The Kyoto Protocol will remain in force until 2020, with the work on the new international protocol to replace it currently being under way. To this end, various strategies are implemented within the framework of efforts on mitigating the effects of climate change and on adaptation. Studies showed that global warming must be limited to below 2 °C by the year 2100 as compared to 1990 in order to ensure a minimal impact of climate change and the decision was approved by the COP member countries. IPCC reports demonstrate that net emissions must be offset to reach this goal by the year 2100. To this end, carbon pricing projects are essentially important.[1]

Carbon markets and carbon taxation systems plan to use trading systems as a means to limit emissions developed as an outcome of the Kyoto Protocol and price carbon to allow for a calculation of work done over this economic value. In this context, carbon credits and carbon markets become increasingly important for global strategies. At the end of COP 20 Lima Conference in 2014, it was decided that a statutory mechanism and protocol be established for all parties during the COP 21 conference in 2015 and that this platform shall cover issues such as adaptation, mitigation, finance, technology development and transfer. It was also decided that, before COP 21, each country publicly shared its own Intended Nationally Determined Contributions (INDCs) for reducing GHG emissions.[2] COP 21 was held in Paris in December 2015 with the issues below standing out:

  • Keeping global temperature increase well below 2 degrees Celsius and limiting such increase to 1.5 degrees as much as possible,
  • Establishing binding commitments by all parties to make and declare their Nationally Determined Contributions (NDCs), and to pursue domestic measures aimed at achieving them,
  • Identifying and minimizing losses and damages resulting from climate change,
  • Committing all countries to report regularly on their emissions and progress made in implementing and achieving their NDCs, and to undergo international review for monitoring progress,
  • Committing all countries to submit new NDCs every five years, with the clear expectation that they will represent a progression beyond previous ones,
  • Getting the developed countries to support the developing countries,
  • Developing a new mechanism to replace the Clean Development Mechanism (CDM) under the Kyoto Protocol that will enable emission reductions in one country to be counted toward another country’s NDC,
  • Extending the current goal of mobilizing $100 billion a year in support by 2020 through 2025, with a higher goal to be set for the period after 2025,
  • Requiring parties engaging in international emissions trading to display the required efforts to avoid double counting.

Objective: Continue the climate agreement text above from its last sentence, adding a few sentences that follow on from the list of COP 21 outcomes.

Entries:
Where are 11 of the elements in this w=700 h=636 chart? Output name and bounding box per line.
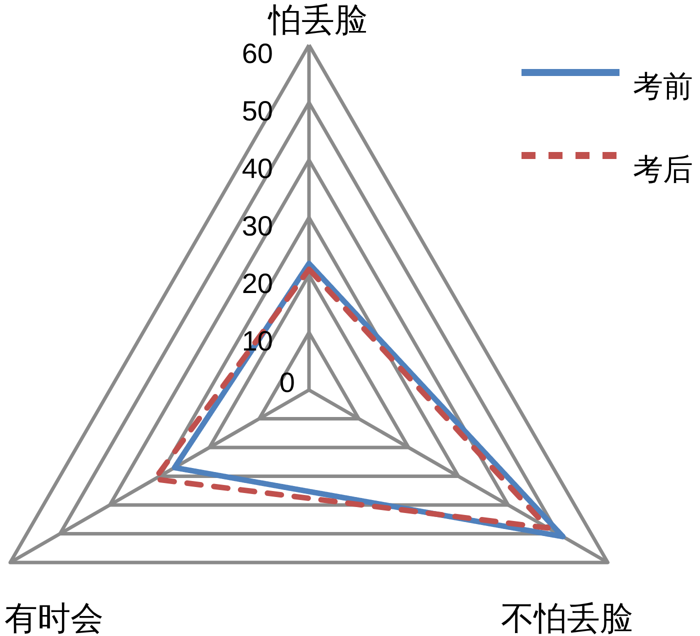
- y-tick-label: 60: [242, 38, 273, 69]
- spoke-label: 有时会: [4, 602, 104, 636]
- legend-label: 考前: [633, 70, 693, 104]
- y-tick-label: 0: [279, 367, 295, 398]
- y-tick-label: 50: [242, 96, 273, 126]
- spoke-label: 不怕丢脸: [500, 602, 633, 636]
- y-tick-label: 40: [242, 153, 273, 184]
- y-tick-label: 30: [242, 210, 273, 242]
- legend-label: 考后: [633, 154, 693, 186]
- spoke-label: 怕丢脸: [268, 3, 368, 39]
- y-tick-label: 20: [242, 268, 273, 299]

==

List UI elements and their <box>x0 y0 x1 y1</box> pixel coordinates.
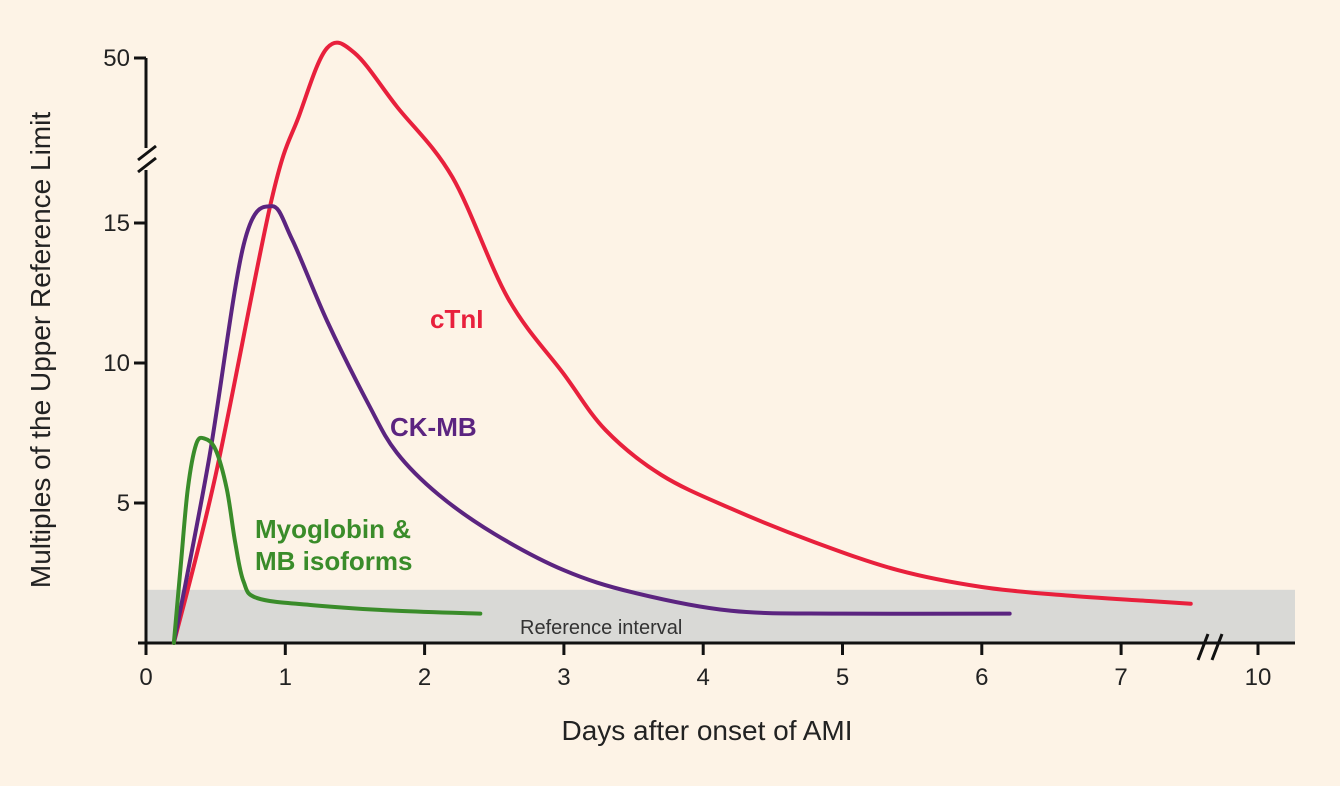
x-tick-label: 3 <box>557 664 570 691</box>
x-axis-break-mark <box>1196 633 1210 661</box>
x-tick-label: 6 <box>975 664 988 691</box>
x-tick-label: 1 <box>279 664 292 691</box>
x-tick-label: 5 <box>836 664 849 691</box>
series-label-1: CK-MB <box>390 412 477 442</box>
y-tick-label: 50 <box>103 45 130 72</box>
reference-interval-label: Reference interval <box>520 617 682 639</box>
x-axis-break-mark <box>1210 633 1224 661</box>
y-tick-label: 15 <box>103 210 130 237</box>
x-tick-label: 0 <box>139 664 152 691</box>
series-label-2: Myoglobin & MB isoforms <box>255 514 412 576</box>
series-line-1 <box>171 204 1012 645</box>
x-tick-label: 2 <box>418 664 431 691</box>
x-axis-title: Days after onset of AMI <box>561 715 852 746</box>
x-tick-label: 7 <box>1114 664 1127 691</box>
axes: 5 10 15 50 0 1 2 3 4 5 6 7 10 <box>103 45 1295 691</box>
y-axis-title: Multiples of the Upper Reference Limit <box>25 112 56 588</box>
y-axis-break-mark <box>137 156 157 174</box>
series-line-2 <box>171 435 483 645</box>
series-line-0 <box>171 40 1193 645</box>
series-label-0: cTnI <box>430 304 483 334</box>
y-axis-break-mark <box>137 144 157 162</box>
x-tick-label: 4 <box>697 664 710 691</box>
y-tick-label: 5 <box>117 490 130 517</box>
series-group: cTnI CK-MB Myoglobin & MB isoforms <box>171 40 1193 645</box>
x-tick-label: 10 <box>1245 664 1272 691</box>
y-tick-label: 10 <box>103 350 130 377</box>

---

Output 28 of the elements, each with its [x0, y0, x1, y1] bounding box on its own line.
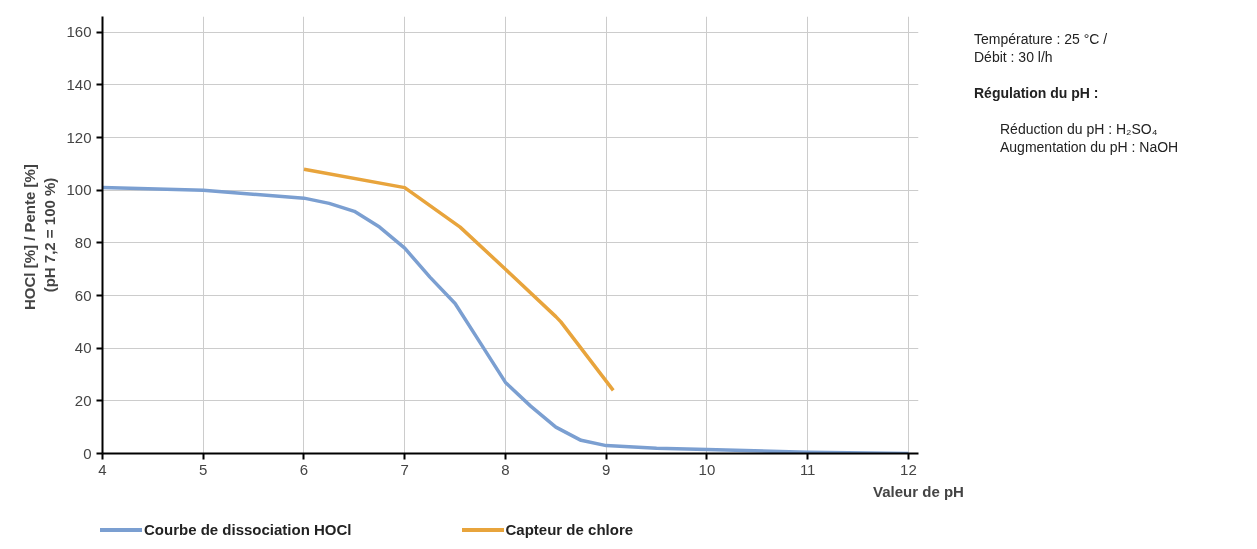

Exercise result:
Among the country action plans, the NDCs by the EU, the US and China stand out. The EU declared that the greenhouse gas emission reduction rate would be 40% in all member states. Furthermore, the US declared that it would cut down on its GHG emissions by 26-28% by 2025 against 2005. Likewise, China declared its intention to peak its CO2 emissions by 2030 and then reduce them, to decrease the share of fossil fuels simultaneously, and to lower the carbon intensity of GDP by 60% to 65%.

It is required to take serious steps on global carbon emissions to be effective immediately in order to meet the goals declared in the INDCs and fulfil the 2 degrees Celsius limit in the Paris Agreement. It is expected that the private sector will be given certain sanctions to satisfy the country goals. Such sanctions might emerge in the form of rendering carbon tax, carbon trading markets or emission reduction practices obligatory. Companies would benefit from establishing a much necessary level of readiness on the matter to ensure they are prepared on the way to 2030.

As a start, companies may first measure the carbon footprint from their operations and calculate their total carbon emission. Since using a measurement system based on international standards to do this would guarantee robust outcomes, it is important to see which standard is used in the carbon calculation system.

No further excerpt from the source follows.